• Figure dataset records
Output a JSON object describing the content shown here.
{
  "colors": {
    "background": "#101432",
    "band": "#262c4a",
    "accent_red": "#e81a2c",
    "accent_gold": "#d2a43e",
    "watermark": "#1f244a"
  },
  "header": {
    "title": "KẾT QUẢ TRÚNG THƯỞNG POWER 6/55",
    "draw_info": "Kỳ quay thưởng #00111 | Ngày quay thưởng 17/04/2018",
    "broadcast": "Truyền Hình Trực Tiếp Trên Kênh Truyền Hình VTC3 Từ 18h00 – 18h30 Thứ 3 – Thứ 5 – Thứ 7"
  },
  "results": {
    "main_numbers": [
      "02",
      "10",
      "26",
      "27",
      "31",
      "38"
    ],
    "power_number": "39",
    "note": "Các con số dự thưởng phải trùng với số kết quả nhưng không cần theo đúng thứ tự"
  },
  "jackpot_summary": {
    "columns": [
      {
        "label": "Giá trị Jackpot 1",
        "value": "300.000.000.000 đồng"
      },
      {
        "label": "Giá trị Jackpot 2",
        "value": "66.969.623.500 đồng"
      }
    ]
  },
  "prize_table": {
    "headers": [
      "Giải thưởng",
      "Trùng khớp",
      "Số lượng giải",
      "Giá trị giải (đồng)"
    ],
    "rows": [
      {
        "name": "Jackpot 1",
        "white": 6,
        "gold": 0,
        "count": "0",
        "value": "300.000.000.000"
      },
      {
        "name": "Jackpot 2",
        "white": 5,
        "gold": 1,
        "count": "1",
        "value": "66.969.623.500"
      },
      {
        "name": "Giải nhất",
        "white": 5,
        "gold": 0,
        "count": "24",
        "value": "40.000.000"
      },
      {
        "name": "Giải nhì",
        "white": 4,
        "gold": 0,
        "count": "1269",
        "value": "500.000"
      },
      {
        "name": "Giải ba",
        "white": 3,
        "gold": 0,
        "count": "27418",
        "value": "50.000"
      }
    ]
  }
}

• SET PROBLEM
Pull out every line containing "label".

• FINAL RESULT
        "label": "Giá trị Jackpot 1",
        "label": "Giá trị Jackpot 2",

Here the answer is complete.